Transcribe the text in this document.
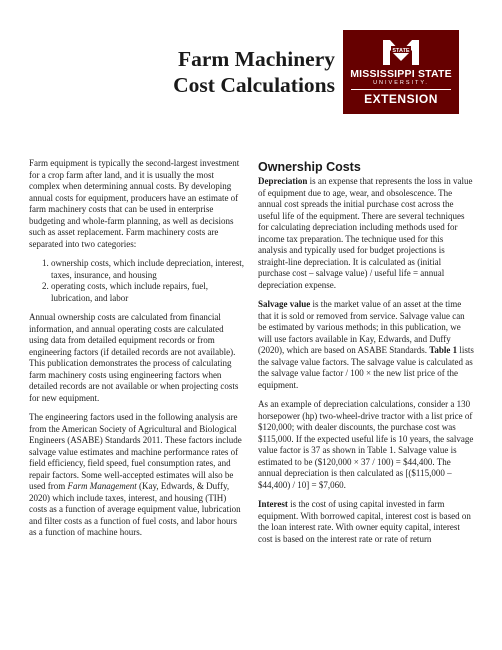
Farm Machinery
Cost Calculations
STATE
MISSISSIPPI STATE
UNIVERSITY.
EXTENSION

Farm equipment is typically the second-largest investment for a crop farm after land, and it is usually the most complex when determining annual costs. By developing annual costs for equipment, producers have an estimate of farm machinery costs that can be used in enterprise budgeting and whole-farm planning, as well as decisions such as asset replacement. Farm machinery costs are separated into two categories:

1. ownership costs, which include depreciation, interest, taxes, insurance, and housing
2. operating costs, which include repairs, fuel, lubrication, and labor

Annual ownership costs are calculated from financial information, and annual operating costs are calculated using data from detailed equipment records or from engineering factors (if detailed records are not available). This publication demonstrates the process of calculating farm machinery costs using engineering factors when detailed records are not available or when projecting costs for new equipment.

The engineering factors used in the following analysis are from the American Society of Agricultural and Biological Engineers (ASABE) Standards 2011. These factors include salvage value estimates and machine performance rates of field efficiency, field speed, fuel consumption rates, and repair factors. Some well-accepted estimates will also be used from Farm Management (Kay, Edwards, & Duffy, 2020) which include taxes, interest, and housing (TIH) costs as a function of average equipment value, lubrication and filter costs as a function of fuel costs, and labor hours as a function of machine hours.

Ownership Costs

Depreciation is an expense that represents the loss in value of equipment due to age, wear, and obsolescence. The annual cost spreads the initial purchase cost across the useful life of the equipment. There are several techniques for calculating depreciation including methods used for income tax preparation. The technique used for this analysis and typically used for budget projections is straight-line depreciation. It is calculated as (initial purchase cost – salvage value) / useful life = annual depreciation expense.

Salvage value is the market value of an asset at the time that it is sold or removed from service. Salvage value can be estimated by various methods; in this publication, we will use factors available in Kay, Edwards, and Duffy (2020), which are based on ASABE Standards. Table 1 lists the salvage value factors. The salvage value is calculated as the salvage value factor / 100 × the new list price of the equipment.

As an example of depreciation calculations, consider a 130 horsepower (hp) two-wheel-drive tractor with a list price of $120,000; with dealer discounts, the purchase cost was $115,000. If the expected useful life is 10 years, the salvage value factor is 37 as shown in Table 1. Salvage value is estimated to be ($120,000 × 37 / 100) = $44,400. The annual depreciation is then calculated as [($115,000 – $44,400) / 10] = $7,060.

Interest is the cost of using capital invested in farm equipment. With borrowed capital, interest cost is based on the loan interest rate. With owner equity capital, interest cost is based on the interest rate or rate of return
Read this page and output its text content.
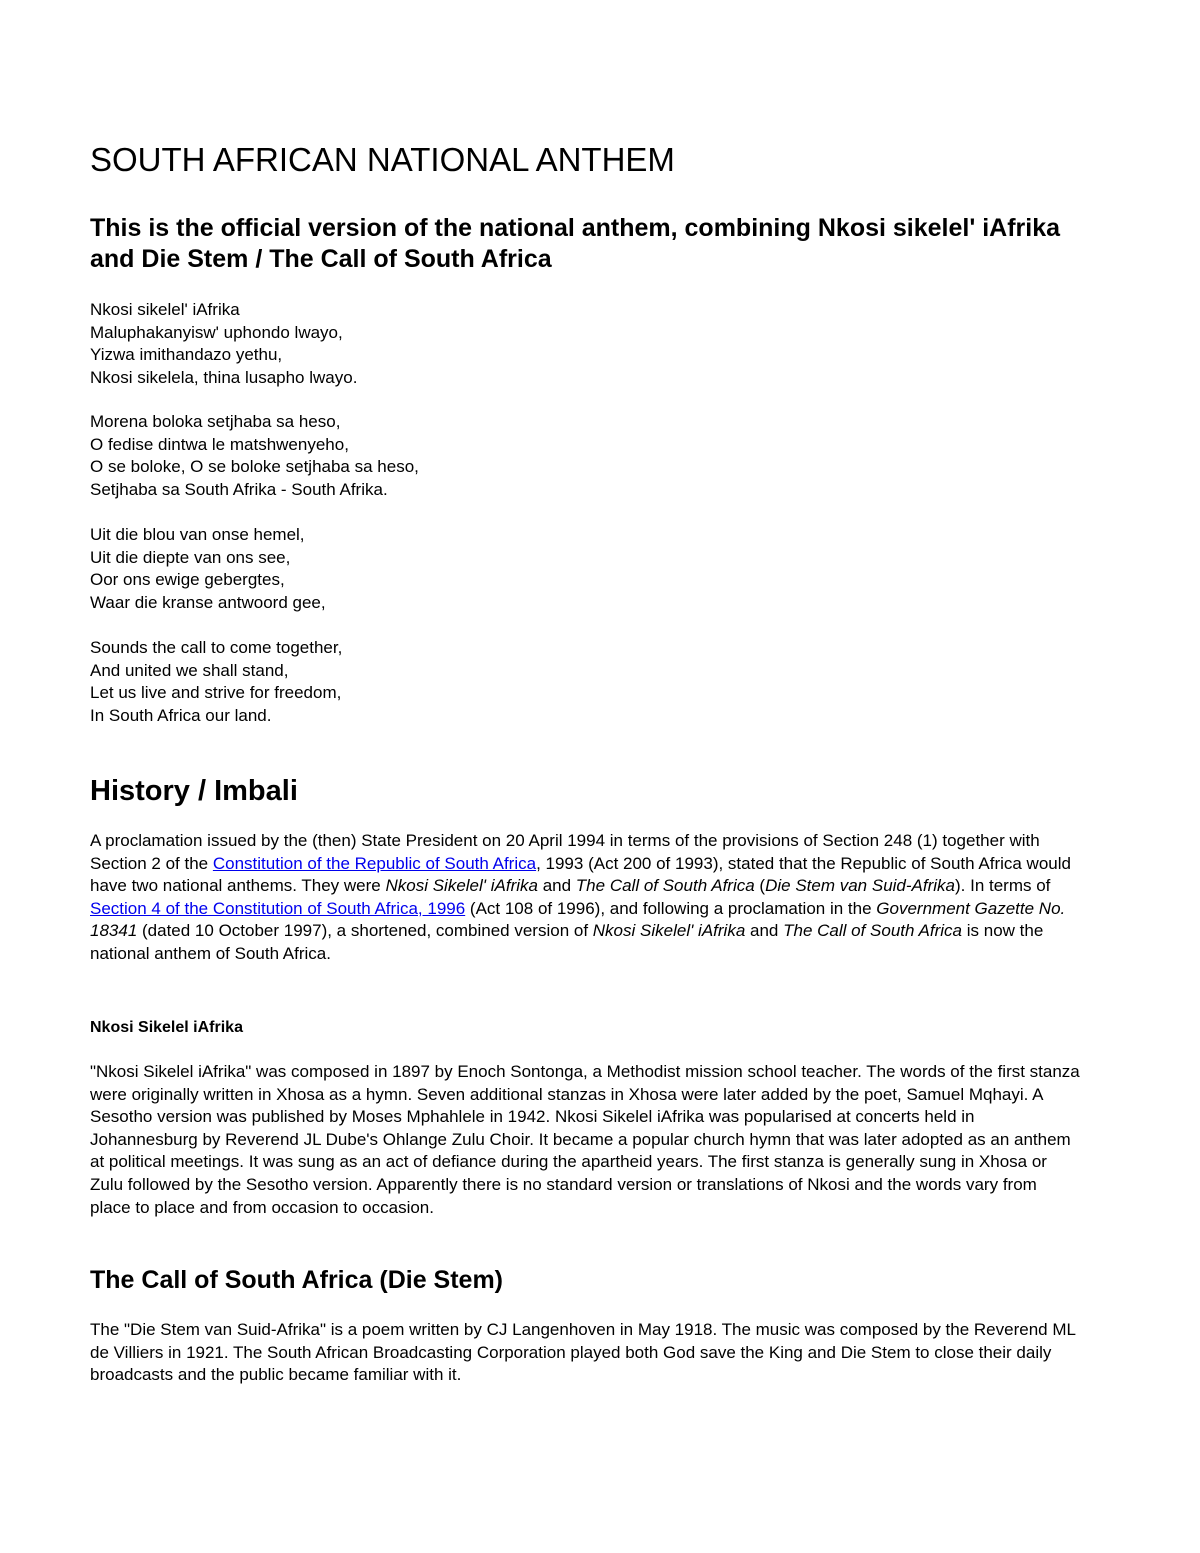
SOUTH AFRICAN NATIONAL ANTHEM
This is the official version of the national anthem, combining Nkosi sikelel' iAfrika and Die Stem / The Call of South Africa
Nkosi sikelel' iAfrika
Maluphakanyisw' uphondo lwayo,
Yizwa imithandazo yethu,
Nkosi sikelela, thina lusapho lwayo.
Morena boloka setjhaba sa heso,
O fedise dintwa le matshwenyeho,
O se boloke, O se boloke setjhaba sa heso,
Setjhaba sa South Afrika - South Afrika.
Uit die blou van onse hemel,
Uit die diepte van ons see,
Oor ons ewige gebergtes,
Waar die kranse antwoord gee,
Sounds the call to come together,
And united we shall stand,
Let us live and strive for freedom,
In South Africa our land.
History / Imbali

A proclamation issued by the (then) State President on 20 April 1994 in terms of the provisions of Section 248 (1) together with Section 2 of the Constitution of the Republic of South Africa, 1993 (Act 200 of 1993), stated that the Republic of South Africa would have two national anthems. They were Nkosi Sikelel' iAfrika and The Call of South Africa (Die Stem van Suid-Afrika). In terms of Section 4 of the Constitution of South Africa, 1996 (Act 108 of 1996), and following a proclamation in the Government Gazette No. 18341 (dated 10 October 1997), a shortened, combined version of Nkosi Sikelel' iAfrika and The Call of South Africa is now the national anthem of South Africa.

Nkosi Sikelel iAfrika

"Nkosi Sikelel iAfrika" was composed in 1897 by Enoch Sontonga, a Methodist mission school teacher. The words of the first stanza were originally written in Xhosa as a hymn. Seven additional stanzas in Xhosa were later added by the poet, Samuel Mqhayi. A Sesotho version was published by Moses Mphahlele in 1942. Nkosi Sikelel iAfrika was popularised at concerts held in Johannesburg by Reverend JL Dube's Ohlange Zulu Choir. It became a popular church hymn that was later adopted as an anthem at political meetings. It was sung as an act of defiance during the apartheid years. The first stanza is generally sung in Xhosa or Zulu followed by the Sesotho version. Apparently there is no standard version or translations of Nkosi and the words vary from place to place and from occasion to occasion.

The Call of South Africa (Die Stem)

The "Die Stem van Suid-Afrika" is a poem written by CJ Langenhoven in May 1918. The music was composed by the Reverend ML de Villiers in 1921. The South African Broadcasting Corporation played both God save the King and Die Stem to close their daily broadcasts and the public became familiar with it.
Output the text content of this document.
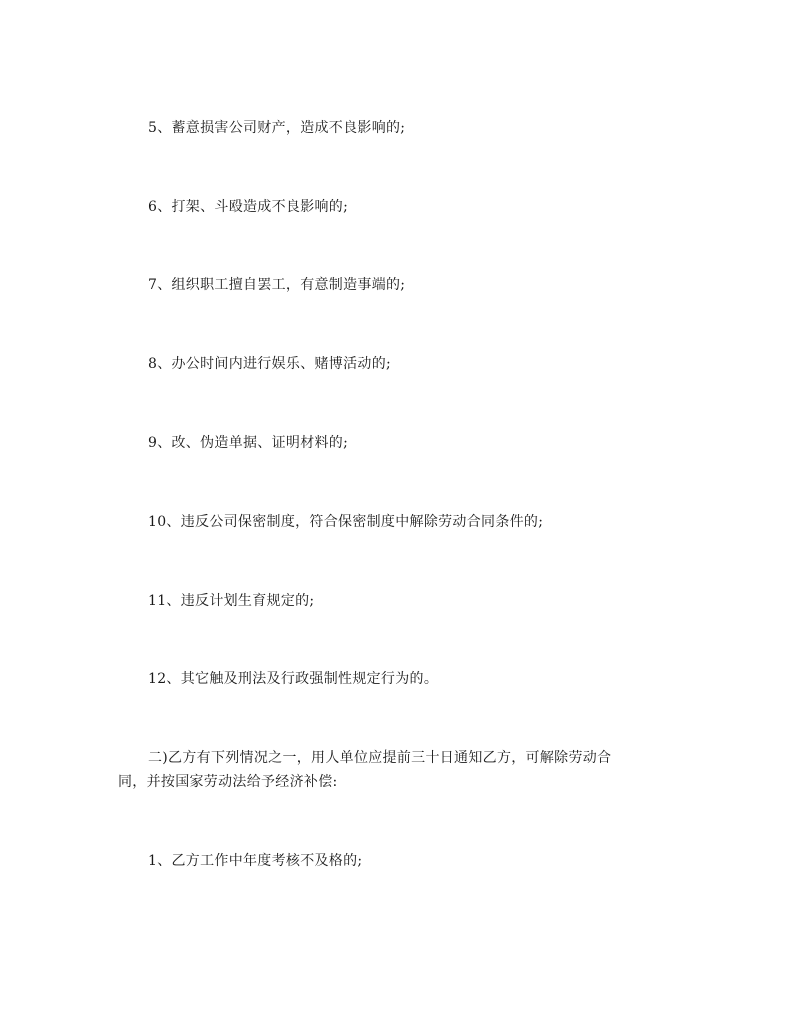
5、蓄意损害公司财产，造成不良影响的;
6、打架、斗殴造成不良影响的;
7、组织职工擅自罢工，有意制造事端的;
8、办公时间内进行娱乐、赌博活动的;
9、改、伪造单据、证明材料的;
10、违反公司保密制度，符合保密制度中解除劳动合同条件的;
11、违反计划生育规定的;
12、其它触及刑法及行政强制性规定行为的。
二)乙方有下列情况之一，用人单位应提前三十日通知乙方，可解除劳动合
同，并按国家劳动法给予经济补偿:
1、乙方工作中年度考核不及格的;
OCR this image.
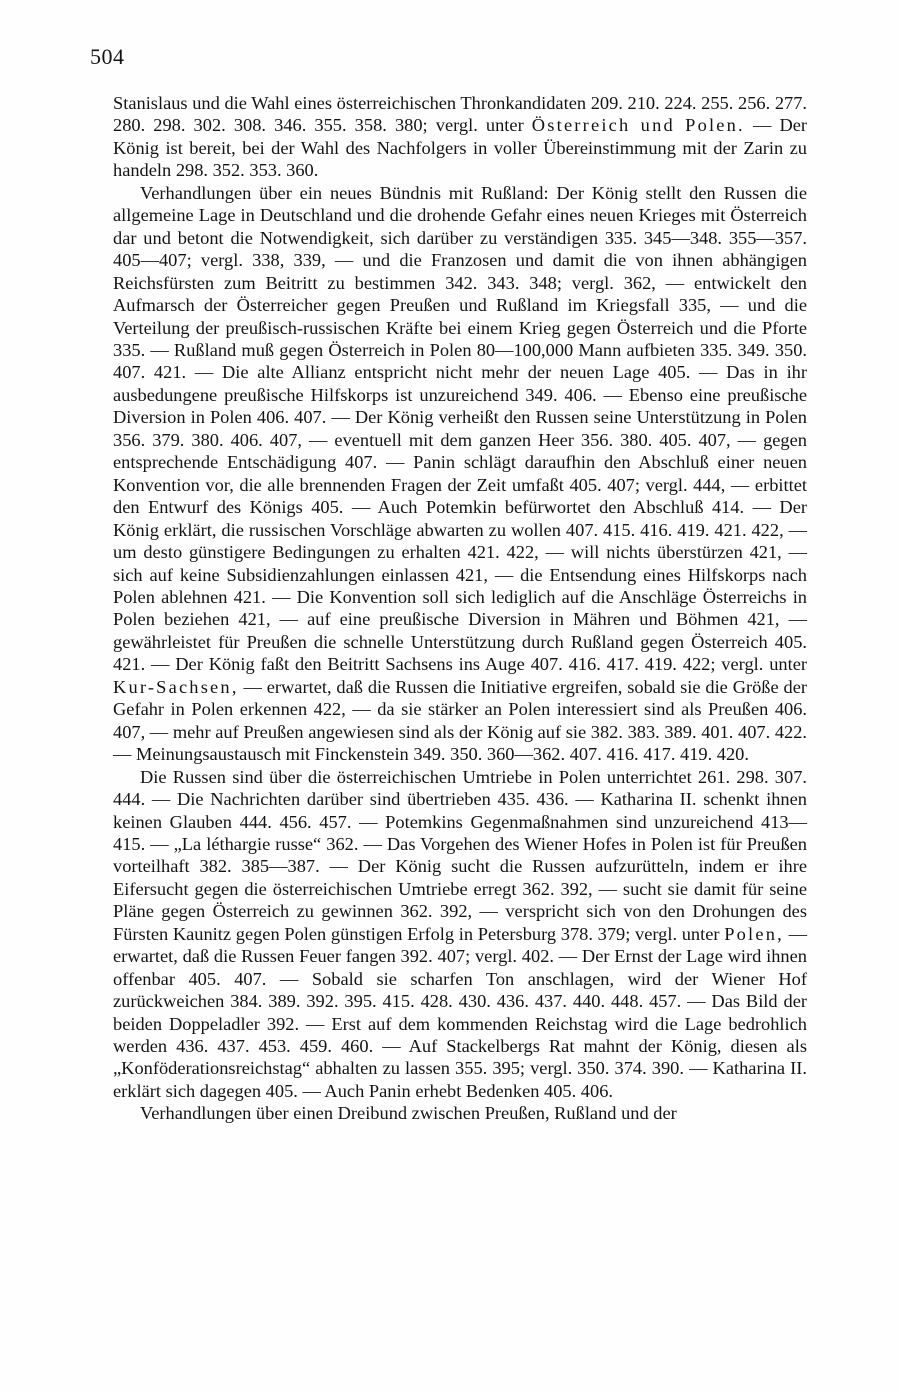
504

Stanislaus und die Wahl eines österreichischen Thronkandidaten 209. 210. 224. 255. 256. 277. 280. 298. 302. 308. 346. 355. 358. 380; vergl. unter Österreich und Polen. — Der König ist bereit, bei der Wahl des Nachfolgers in voller Übereinstimmung mit der Zarin zu handeln 298. 352. 353. 360.

Verhandlungen über ein neues Bündnis mit Rußland: Der König stellt den Russen die allgemeine Lage in Deutschland und die drohende Gefahr eines neuen Krieges mit Österreich dar und betont die Notwendigkeit, sich darüber zu verständigen 335. 345—348. 355—357. 405—407; vergl. 338, 339, — und die Franzosen und damit die von ihnen abhängigen Reichsfürsten zum Beitritt zu bestimmen 342. 343. 348; vergl. 362, — entwickelt den Aufmarsch der Österreicher gegen Preußen und Rußland im Kriegsfall 335, — und die Verteilung der preußisch-russischen Kräfte bei einem Krieg gegen Österreich und die Pforte 335. — Rußland muß gegen Österreich in Polen 80—100,000 Mann aufbieten 335. 349. 350. 407. 421. — Die alte Allianz entspricht nicht mehr der neuen Lage 405. — Das in ihr ausbedungene preußische Hilfskorps ist unzureichend 349. 406. — Ebenso eine preußische Diversion in Polen 406. 407. — Der König verheißt den Russen seine Unterstützung in Polen 356. 379. 380. 406. 407, — eventuell mit dem ganzen Heer 356. 380. 405. 407, — gegen entsprechende Entschädigung 407. — Panin schlägt daraufhin den Abschluß einer neuen Konvention vor, die alle brennenden Fragen der Zeit umfaßt 405. 407; vergl. 444, — erbittet den Entwurf des Königs 405. — Auch Potemkin befürwortet den Abschluß 414. — Der König erklärt, die russischen Vorschläge abwarten zu wollen 407. 415. 416. 419. 421. 422, — um desto günstigere Bedingungen zu erhalten 421. 422, — will nichts überstürzen 421, — sich auf keine Subsidienzahlungen einlassen 421, — die Entsendung eines Hilfskorps nach Polen ablehnen 421. — Die Konvention soll sich lediglich auf die Anschläge Österreichs in Polen beziehen 421, — auf eine preußische Diversion in Mähren und Böhmen 421, — gewährleistet für Preußen die schnelle Unterstützung durch Rußland gegen Österreich 405. 421. — Der König faßt den Beitritt Sachsens ins Auge 407. 416. 417. 419. 422; vergl. unter Kur-Sachsen, — erwartet, daß die Russen die Initiative ergreifen, sobald sie die Größe der Gefahr in Polen erkennen 422, — da sie stärker an Polen interessiert sind als Preußen 406. 407, — mehr auf Preußen angewiesen sind als der König auf sie 382. 383. 389. 401. 407. 422. — Meinungsaustausch mit Finckenstein 349. 350. 360—362. 407. 416. 417. 419. 420.

Die Russen sind über die österreichischen Umtriebe in Polen unterrichtet 261. 298. 307. 444. — Die Nachrichten darüber sind übertrieben 435. 436. — Katharina II. schenkt ihnen keinen Glauben 444. 456. 457. — Potemkins Gegenmaßnahmen sind unzureichend 413—415. — „La léthargie russe“ 362. — Das Vorgehen des Wiener Hofes in Polen ist für Preußen vorteilhaft 382. 385—387. — Der König sucht die Russen aufzurütteln, indem er ihre Eifersucht gegen die österreichischen Umtriebe erregt 362. 392, — sucht sie damit für seine Pläne gegen Österreich zu gewinnen 362. 392, — verspricht sich von den Drohungen des Fürsten Kaunitz gegen Polen günstigen Erfolg in Petersburg 378. 379; vergl. unter Polen, — erwartet, daß die Russen Feuer fangen 392. 407; vergl. 402. — Der Ernst der Lage wird ihnen offenbar 405. 407. — Sobald sie scharfen Ton anschlagen, wird der Wiener Hof zurückweichen 384. 389. 392. 395. 415. 428. 430. 436. 437. 440. 448. 457. — Das Bild der beiden Doppeladler 392. — Erst auf dem kommenden Reichstag wird die Lage bedrohlich werden 436. 437. 453. 459. 460. — Auf Stackelbergs Rat mahnt der König, diesen als „Konföderationsreichstag“ abhalten zu lassen 355. 395; vergl. 350. 374. 390. — Katharina II. erklärt sich dagegen 405. — Auch Panin erhebt Bedenken 405. 406.

Verhandlungen über einen Dreibund zwischen Preußen, Rußland und der
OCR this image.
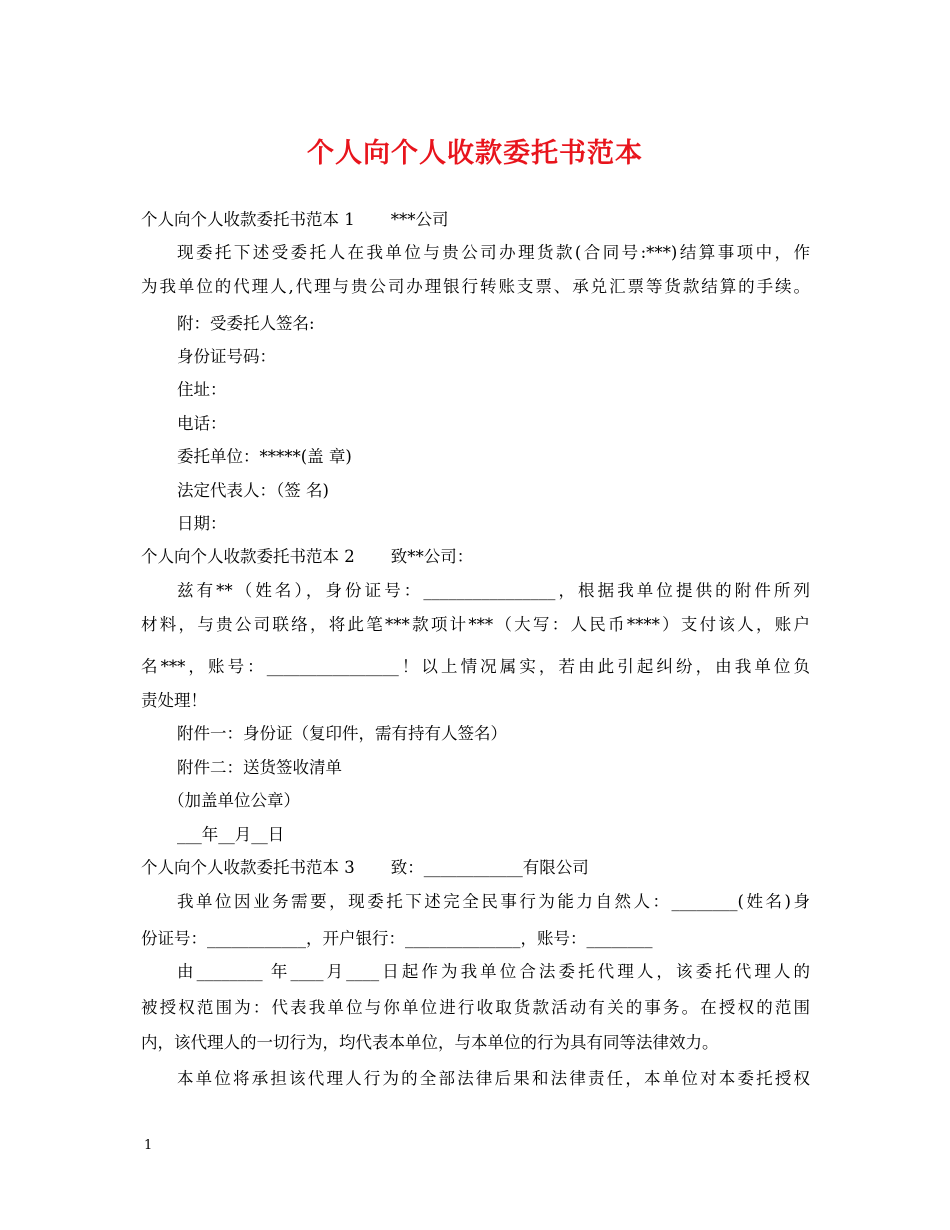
个人向个人收款委托书范本
个人向个人收款委托书范本 1 ***公司

现委托下述受委托人在我单位与贵公司办理货款(合同号:***)结算事项中，作

为我单位的代理人,代理与贵公司办理银行转账支票、承兑汇票等货款结算的手续。

附：受委托人签名:

身份证号码：

住址：

电话：

委托单位：*****(盖 章)

法定代表人：（签 名)

日期：

个人向个人收款委托书范本 2 致**公司：

兹有**（姓名），身份证号：________________，根据我单位提供的附件所列

材料，与贵公司联络，将此笔***款项计***（大写：人民币****）支付该人，账户

名***，账号：________________！以上情况属实，若由此引起纠纷，由我单位负

责处理！

附件一：身份证（复印件，需有持有人签名）

附件二：送货签收清单

（加盖单位公章）

___年__月__日

个人向个人收款委托书范本 3 致：____________有限公司

我单位因业务需要，现委托下述完全民事行为能力自然人：________(姓名)身

份证号：____________，开户银行：______________，账号：________

由________ 年____月____日起作为我单位合法委托代理人，该委托代理人的

被授权范围为：代表我单位与你单位进行收取货款活动有关的事务。在授权的范围

内，该代理人的一切行为，均代表本单位，与本单位的行为具有同等法律效力。

本单位将承担该代理人行为的全部法律后果和法律责任，本单位对本委托授权

1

━━━━━━━━━━

• Direction:
In the records shown above, how many lines include the word "heso"? Answer with the number only.

• Finished task:
2